> _Dataset excerpts_
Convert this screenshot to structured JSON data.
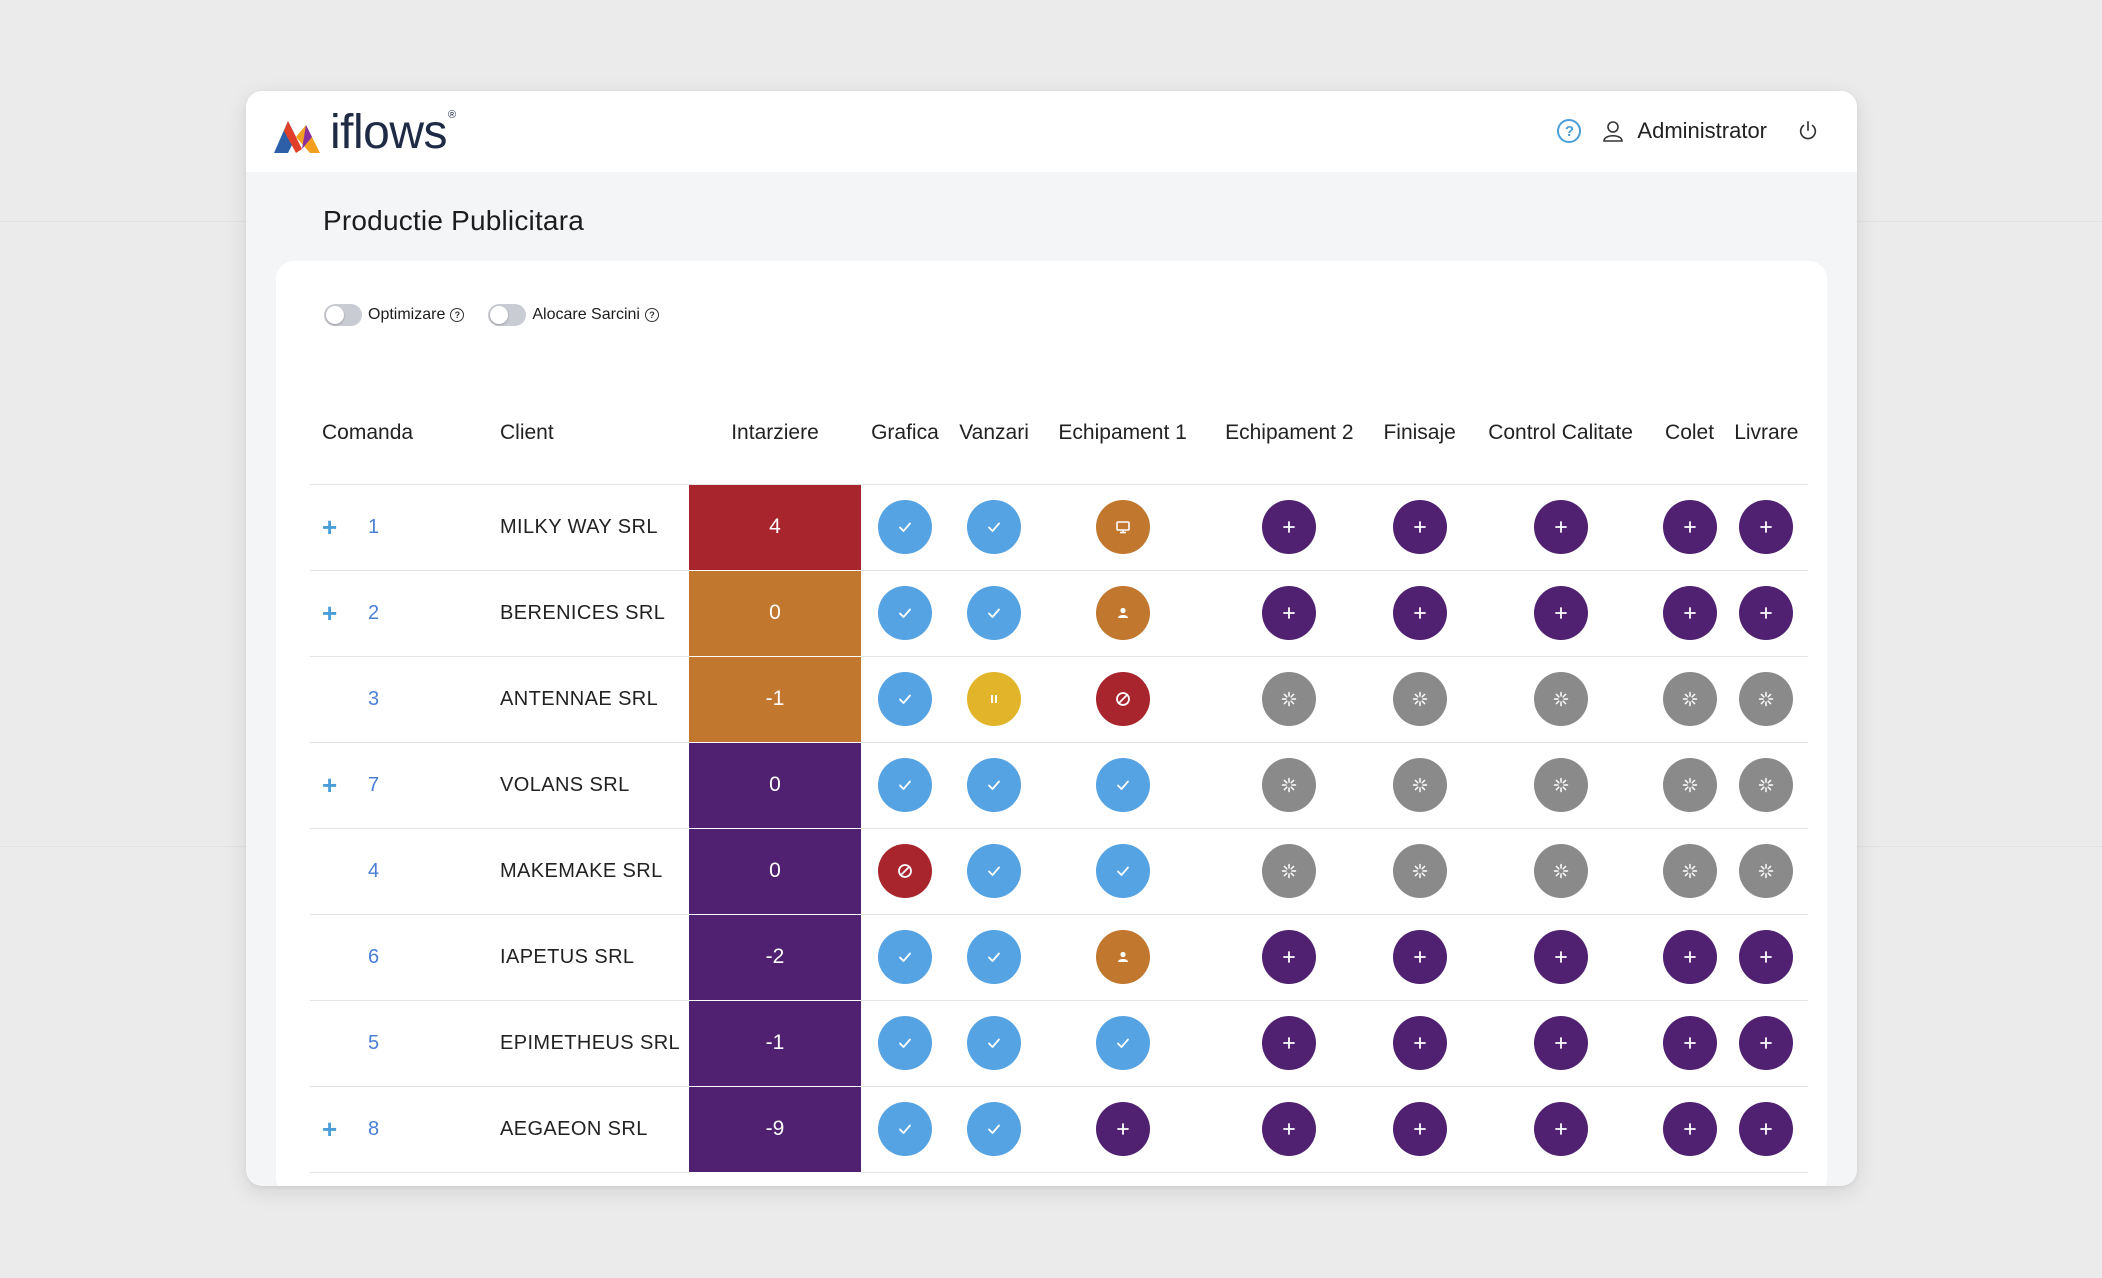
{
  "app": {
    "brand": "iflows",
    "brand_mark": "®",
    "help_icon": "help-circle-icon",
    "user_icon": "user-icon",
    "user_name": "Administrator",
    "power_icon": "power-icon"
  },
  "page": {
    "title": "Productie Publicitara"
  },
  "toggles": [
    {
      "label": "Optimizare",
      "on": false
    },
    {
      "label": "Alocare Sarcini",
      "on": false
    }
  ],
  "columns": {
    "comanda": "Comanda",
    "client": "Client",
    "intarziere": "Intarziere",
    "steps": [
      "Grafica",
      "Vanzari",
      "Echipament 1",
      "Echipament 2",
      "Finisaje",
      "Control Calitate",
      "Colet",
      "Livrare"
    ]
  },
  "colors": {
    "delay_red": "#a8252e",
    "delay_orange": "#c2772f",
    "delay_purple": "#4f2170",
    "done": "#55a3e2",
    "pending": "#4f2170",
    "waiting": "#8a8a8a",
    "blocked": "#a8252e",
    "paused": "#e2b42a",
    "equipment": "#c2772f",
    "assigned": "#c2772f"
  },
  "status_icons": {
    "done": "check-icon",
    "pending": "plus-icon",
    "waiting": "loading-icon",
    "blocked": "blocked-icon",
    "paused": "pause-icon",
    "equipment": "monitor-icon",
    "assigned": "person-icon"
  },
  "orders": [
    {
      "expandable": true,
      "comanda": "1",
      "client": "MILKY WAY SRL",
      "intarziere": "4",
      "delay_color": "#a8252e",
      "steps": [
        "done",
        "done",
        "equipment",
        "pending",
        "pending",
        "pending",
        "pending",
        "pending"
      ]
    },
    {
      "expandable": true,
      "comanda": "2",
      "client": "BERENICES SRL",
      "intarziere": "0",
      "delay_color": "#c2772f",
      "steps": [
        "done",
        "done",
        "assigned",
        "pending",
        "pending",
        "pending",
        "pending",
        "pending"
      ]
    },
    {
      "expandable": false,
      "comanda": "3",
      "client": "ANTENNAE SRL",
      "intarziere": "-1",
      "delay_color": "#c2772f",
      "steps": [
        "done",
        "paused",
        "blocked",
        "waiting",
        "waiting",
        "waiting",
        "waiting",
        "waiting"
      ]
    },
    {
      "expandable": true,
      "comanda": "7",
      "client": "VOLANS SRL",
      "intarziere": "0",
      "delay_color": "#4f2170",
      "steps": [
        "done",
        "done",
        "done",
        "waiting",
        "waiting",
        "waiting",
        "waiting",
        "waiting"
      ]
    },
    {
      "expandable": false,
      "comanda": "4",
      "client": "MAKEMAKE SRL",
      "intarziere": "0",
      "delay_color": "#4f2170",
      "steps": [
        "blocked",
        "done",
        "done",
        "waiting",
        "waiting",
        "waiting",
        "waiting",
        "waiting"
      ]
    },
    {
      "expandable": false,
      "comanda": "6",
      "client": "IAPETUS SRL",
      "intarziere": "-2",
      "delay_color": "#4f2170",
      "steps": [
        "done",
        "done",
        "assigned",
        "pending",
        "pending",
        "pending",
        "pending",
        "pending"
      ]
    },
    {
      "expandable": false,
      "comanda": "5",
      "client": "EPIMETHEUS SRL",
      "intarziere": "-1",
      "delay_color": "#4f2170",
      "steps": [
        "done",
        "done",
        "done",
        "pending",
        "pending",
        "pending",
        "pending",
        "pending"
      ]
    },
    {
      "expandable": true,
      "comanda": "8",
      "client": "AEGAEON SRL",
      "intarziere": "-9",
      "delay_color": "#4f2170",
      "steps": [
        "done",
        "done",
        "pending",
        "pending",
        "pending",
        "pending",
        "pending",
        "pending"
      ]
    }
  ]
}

---

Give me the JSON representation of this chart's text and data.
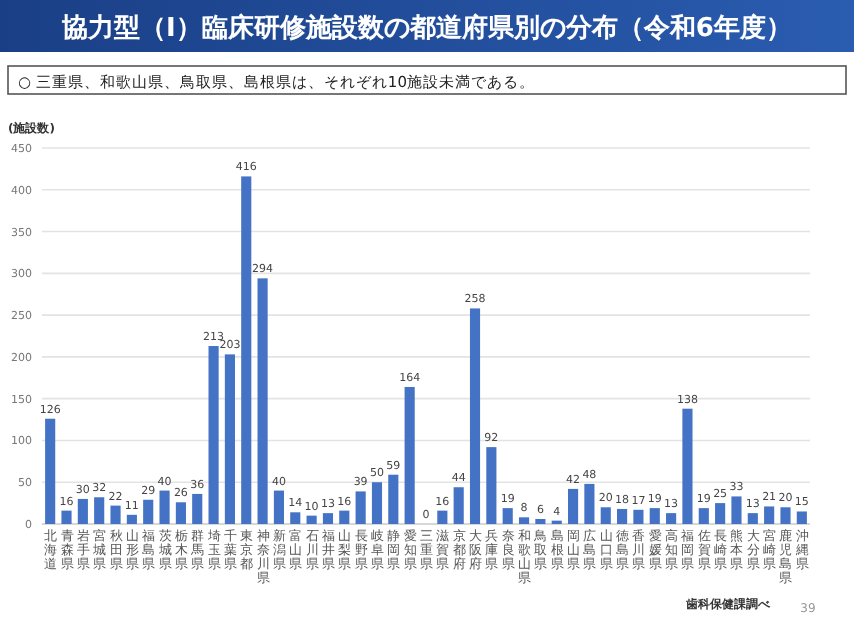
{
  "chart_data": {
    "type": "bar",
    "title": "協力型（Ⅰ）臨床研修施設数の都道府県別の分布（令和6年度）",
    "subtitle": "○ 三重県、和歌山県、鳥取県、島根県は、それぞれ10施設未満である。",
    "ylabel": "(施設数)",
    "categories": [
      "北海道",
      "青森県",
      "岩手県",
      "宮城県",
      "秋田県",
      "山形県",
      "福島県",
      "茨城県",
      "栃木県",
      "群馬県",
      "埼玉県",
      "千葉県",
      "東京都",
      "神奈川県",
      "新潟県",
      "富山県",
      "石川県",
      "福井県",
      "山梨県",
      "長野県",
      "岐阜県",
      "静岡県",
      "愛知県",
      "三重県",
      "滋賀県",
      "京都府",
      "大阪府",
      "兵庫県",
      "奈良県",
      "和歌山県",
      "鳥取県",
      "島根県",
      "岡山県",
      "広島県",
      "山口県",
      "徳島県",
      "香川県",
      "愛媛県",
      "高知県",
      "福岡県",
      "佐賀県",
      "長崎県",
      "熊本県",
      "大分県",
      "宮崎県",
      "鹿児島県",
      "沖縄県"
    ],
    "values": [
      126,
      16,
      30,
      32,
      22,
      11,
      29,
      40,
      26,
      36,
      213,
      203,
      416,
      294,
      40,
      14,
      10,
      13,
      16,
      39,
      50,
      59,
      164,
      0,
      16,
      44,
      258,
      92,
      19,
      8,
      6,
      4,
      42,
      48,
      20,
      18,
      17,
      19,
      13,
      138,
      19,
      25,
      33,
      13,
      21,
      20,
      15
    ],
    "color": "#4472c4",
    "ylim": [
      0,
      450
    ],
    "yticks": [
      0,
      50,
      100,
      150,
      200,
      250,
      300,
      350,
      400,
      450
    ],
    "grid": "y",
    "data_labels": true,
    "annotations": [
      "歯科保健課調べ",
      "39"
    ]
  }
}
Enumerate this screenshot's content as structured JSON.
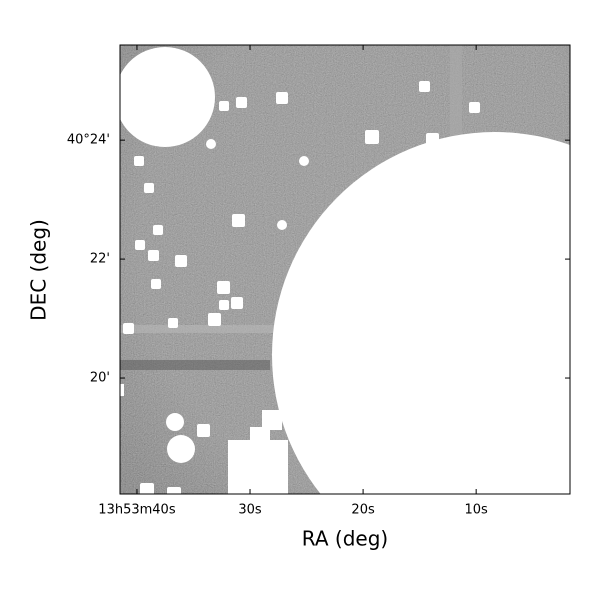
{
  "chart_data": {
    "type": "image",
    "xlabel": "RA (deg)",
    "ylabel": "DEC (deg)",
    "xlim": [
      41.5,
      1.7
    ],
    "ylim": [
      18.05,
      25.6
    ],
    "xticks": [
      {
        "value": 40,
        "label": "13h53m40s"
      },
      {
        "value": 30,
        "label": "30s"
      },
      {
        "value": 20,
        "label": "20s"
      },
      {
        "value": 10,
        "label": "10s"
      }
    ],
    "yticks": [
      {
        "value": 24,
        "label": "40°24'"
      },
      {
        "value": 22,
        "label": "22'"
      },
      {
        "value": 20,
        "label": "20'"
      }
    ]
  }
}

==

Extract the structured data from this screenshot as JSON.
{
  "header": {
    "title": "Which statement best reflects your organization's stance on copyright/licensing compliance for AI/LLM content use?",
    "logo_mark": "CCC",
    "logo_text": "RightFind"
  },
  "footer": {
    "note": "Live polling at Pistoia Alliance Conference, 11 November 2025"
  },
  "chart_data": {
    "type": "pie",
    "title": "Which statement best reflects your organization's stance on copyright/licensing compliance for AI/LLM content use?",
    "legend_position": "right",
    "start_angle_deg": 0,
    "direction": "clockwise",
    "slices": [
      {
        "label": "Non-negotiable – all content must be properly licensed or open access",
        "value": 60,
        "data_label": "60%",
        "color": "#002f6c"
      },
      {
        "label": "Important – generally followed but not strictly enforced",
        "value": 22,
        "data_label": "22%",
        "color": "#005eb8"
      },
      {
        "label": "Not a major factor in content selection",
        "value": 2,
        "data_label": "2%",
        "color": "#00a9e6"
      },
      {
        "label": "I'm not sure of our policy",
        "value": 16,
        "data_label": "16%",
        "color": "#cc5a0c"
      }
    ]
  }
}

> _Exercise details_
Copy and report every line where the word "this" is present.

> _Exercise output_
Convert this screenshot to structured JSON data.
Give me the JSON representation of this chart's text and data.
Enumerate this screenshot's content as structured JSON.
Extract the structured data from this screenshot as JSON.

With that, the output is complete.